**TASK PROMPT**
Pick out each line in these entries that contains the string "JSON".

[Stored dataset items]
-- Begin --
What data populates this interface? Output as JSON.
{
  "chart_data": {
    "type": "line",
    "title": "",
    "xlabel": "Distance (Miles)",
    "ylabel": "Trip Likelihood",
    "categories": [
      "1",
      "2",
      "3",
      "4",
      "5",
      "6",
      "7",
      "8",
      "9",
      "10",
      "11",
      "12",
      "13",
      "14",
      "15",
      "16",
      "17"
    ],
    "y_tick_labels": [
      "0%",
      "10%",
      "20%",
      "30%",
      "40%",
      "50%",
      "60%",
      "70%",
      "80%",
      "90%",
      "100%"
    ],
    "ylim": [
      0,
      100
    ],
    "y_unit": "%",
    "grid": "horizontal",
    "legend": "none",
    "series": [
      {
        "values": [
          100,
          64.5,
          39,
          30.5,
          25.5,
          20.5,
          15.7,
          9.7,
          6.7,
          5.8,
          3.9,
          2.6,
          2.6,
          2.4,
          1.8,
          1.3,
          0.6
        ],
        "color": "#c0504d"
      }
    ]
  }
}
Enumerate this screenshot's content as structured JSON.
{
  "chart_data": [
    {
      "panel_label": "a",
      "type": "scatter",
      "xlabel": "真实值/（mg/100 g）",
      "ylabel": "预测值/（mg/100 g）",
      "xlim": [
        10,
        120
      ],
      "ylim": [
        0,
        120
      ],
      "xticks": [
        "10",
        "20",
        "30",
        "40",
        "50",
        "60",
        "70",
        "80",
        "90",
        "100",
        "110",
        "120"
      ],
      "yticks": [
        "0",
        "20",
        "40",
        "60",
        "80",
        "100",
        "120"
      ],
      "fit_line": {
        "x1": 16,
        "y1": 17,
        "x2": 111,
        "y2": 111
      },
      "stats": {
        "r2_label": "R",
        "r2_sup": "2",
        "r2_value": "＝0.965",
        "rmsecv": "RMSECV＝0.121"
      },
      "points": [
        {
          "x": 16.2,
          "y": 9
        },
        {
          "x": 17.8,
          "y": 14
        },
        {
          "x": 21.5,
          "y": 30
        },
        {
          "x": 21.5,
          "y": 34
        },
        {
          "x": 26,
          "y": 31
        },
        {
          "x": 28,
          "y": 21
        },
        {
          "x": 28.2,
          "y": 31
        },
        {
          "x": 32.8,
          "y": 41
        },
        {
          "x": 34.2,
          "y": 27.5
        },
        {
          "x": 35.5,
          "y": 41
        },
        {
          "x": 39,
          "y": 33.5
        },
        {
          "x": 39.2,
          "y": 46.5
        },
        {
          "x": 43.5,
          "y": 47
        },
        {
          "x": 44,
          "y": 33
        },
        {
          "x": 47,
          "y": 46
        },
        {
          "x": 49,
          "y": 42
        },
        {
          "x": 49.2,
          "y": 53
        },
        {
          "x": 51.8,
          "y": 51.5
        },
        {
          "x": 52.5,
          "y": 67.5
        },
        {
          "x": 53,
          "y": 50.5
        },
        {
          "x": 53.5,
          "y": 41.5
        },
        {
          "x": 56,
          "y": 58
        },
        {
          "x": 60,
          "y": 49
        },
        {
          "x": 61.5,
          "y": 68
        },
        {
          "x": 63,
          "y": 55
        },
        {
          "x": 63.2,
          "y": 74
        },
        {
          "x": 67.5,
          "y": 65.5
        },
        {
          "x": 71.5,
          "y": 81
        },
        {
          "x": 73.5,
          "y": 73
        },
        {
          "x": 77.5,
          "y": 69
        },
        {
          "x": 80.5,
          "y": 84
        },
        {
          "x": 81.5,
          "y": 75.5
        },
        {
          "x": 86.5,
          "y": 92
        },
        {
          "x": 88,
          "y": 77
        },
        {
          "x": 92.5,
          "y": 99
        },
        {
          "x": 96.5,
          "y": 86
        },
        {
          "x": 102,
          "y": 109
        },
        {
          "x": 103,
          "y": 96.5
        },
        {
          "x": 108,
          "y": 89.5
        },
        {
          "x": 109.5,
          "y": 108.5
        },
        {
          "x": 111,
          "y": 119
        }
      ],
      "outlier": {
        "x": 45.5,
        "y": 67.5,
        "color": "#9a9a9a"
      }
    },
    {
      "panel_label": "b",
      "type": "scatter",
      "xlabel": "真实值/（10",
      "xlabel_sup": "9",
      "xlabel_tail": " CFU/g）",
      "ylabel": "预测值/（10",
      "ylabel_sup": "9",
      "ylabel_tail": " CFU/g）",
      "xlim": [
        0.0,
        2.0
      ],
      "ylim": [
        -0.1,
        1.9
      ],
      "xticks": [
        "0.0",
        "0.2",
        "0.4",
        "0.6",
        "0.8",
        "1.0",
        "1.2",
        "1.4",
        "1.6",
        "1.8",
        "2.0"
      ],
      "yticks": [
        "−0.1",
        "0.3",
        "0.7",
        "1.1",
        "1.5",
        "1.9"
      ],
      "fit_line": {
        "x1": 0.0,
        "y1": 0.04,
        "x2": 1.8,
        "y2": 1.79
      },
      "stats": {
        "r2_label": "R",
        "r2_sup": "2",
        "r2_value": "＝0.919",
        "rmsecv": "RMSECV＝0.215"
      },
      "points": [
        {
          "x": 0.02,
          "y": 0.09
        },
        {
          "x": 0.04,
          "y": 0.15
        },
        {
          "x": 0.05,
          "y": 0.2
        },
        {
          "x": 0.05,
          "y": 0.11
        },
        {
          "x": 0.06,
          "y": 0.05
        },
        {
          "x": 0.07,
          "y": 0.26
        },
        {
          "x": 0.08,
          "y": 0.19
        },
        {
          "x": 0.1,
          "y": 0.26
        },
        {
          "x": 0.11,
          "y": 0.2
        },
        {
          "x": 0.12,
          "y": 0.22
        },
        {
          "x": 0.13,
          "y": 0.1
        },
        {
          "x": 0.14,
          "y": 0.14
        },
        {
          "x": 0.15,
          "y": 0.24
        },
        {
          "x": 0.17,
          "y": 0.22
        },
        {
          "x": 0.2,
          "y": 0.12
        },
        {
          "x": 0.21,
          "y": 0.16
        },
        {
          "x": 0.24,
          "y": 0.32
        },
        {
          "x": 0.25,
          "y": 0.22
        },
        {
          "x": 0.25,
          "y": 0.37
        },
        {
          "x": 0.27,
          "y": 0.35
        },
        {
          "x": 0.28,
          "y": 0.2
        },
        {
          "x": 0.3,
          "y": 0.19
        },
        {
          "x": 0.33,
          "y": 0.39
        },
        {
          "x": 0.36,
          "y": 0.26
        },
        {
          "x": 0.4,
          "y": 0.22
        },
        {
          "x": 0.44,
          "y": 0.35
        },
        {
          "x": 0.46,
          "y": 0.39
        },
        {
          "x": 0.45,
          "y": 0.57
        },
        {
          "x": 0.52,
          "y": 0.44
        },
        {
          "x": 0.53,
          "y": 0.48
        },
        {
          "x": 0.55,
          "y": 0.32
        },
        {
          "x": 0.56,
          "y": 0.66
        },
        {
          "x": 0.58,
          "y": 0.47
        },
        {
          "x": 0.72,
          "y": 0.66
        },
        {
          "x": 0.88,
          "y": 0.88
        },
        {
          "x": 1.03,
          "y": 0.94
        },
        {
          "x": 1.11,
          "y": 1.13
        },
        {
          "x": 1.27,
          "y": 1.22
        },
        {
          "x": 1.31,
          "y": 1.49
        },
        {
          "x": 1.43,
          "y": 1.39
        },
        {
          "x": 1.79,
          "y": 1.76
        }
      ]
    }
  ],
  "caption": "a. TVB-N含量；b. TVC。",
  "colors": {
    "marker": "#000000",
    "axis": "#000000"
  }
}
-- End --
**ANSWER TO THIS PROBLEM**
What data populates this interface? Output as JSON.
Enumerate this screenshot's content as structured JSON.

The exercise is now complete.